| GIVEN REQUEST |
Find the lines holding the string "Statusseite" in the data, then copy all of them.

________________________________________

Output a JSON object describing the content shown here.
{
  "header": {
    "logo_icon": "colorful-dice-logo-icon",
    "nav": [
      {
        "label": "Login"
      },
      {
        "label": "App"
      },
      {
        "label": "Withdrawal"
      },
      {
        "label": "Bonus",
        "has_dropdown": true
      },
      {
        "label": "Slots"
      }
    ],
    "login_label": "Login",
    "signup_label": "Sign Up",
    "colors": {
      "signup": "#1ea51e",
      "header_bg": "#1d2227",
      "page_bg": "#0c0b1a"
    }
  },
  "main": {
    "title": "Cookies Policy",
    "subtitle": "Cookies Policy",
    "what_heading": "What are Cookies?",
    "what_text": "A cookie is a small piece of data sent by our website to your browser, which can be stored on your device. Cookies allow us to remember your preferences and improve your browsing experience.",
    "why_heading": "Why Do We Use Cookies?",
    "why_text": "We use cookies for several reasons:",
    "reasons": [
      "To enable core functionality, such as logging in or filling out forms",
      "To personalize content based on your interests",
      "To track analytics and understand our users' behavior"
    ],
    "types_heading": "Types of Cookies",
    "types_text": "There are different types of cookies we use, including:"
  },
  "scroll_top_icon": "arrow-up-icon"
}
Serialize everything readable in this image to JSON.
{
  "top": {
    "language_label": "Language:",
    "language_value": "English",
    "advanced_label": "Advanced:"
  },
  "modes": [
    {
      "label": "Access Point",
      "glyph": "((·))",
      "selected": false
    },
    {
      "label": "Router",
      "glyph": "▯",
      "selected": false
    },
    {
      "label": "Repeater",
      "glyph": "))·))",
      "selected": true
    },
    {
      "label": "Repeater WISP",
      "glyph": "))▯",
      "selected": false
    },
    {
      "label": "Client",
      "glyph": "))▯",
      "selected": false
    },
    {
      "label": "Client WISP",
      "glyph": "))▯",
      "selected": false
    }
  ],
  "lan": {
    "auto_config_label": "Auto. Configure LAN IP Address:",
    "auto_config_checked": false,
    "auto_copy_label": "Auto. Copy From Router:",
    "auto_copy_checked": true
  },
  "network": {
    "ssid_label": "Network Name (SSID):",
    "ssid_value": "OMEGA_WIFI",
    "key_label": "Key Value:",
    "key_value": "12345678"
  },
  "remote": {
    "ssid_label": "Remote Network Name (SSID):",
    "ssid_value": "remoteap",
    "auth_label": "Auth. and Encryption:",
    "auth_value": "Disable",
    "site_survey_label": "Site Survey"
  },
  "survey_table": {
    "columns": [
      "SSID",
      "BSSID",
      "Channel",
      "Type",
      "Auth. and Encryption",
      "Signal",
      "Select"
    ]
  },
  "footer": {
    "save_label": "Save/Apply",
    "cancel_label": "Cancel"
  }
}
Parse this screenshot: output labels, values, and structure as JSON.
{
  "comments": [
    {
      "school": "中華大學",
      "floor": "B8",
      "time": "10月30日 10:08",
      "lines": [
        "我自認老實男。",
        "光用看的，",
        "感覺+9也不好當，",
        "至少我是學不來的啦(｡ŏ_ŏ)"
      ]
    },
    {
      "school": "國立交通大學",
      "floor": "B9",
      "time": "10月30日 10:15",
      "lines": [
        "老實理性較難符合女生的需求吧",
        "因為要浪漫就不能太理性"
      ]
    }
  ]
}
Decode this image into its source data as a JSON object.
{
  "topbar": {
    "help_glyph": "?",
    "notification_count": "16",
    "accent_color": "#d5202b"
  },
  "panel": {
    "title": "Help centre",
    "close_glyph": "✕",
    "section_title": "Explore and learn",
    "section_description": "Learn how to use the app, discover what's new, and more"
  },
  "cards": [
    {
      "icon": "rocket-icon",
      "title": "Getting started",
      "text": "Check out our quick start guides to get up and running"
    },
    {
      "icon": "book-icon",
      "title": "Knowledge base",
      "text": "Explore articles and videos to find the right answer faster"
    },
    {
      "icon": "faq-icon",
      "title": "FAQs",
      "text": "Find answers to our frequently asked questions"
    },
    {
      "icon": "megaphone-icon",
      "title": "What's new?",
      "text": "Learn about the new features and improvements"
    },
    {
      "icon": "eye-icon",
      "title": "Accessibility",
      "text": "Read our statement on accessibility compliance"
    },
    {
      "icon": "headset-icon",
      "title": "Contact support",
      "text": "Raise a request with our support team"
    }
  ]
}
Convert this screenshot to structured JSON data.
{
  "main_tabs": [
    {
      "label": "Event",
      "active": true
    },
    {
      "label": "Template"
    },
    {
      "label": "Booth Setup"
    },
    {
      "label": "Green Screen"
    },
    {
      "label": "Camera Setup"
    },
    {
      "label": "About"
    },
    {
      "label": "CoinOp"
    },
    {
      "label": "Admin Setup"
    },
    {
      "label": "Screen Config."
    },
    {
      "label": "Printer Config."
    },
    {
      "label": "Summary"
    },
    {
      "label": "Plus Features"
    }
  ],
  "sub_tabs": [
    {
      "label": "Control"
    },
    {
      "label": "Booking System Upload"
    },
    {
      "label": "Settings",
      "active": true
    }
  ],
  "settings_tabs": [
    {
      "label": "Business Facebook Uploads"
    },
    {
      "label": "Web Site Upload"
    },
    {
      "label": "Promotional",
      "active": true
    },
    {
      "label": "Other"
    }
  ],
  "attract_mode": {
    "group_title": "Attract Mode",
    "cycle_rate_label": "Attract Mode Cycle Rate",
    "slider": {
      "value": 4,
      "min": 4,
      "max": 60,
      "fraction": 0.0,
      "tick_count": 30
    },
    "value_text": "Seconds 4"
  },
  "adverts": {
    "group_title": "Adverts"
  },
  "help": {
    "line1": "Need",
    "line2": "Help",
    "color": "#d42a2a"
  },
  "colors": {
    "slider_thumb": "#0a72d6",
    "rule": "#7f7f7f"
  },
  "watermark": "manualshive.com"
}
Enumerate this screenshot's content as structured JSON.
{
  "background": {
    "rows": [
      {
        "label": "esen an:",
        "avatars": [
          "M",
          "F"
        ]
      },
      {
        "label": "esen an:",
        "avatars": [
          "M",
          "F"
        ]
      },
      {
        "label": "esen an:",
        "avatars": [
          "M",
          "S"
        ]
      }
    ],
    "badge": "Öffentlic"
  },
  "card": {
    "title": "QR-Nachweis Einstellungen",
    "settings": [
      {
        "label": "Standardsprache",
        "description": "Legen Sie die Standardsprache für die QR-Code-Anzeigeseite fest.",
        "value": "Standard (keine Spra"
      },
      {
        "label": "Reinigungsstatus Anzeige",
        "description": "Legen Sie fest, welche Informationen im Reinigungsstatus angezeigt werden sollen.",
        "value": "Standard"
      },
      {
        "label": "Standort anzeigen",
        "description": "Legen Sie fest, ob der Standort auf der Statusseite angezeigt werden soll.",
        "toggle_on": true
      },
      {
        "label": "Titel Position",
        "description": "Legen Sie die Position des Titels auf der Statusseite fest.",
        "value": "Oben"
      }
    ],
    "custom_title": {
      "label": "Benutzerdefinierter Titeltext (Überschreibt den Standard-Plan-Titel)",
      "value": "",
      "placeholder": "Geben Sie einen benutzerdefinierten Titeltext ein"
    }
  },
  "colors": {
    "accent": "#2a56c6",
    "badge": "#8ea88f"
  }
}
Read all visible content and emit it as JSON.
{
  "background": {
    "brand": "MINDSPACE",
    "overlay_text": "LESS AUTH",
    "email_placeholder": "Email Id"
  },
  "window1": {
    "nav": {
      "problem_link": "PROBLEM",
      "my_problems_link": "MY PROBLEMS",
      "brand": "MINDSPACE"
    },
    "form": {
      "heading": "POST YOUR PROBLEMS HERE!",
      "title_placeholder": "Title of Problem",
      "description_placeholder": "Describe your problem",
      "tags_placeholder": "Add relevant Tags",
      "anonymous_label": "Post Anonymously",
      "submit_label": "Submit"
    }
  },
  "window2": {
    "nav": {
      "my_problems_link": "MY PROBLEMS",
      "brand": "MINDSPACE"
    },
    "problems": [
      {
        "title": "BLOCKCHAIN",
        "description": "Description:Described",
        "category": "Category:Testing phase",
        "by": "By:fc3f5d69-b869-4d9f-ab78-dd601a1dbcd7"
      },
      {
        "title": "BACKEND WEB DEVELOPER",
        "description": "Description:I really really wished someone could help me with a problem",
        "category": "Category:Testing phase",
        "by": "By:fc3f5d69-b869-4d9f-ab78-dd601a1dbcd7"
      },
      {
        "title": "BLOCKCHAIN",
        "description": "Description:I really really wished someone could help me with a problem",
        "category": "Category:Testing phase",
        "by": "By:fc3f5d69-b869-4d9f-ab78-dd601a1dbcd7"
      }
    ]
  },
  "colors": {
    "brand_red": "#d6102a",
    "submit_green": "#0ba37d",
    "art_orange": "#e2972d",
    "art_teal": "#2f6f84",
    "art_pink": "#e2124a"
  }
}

________________________________________

| REPLY |
        "description": "Legen Sie fest, ob der Standort auf der Statusseite angezeigt werden soll.",
        "description": "Legen Sie die Position des Titels auf der Statusseite fest.",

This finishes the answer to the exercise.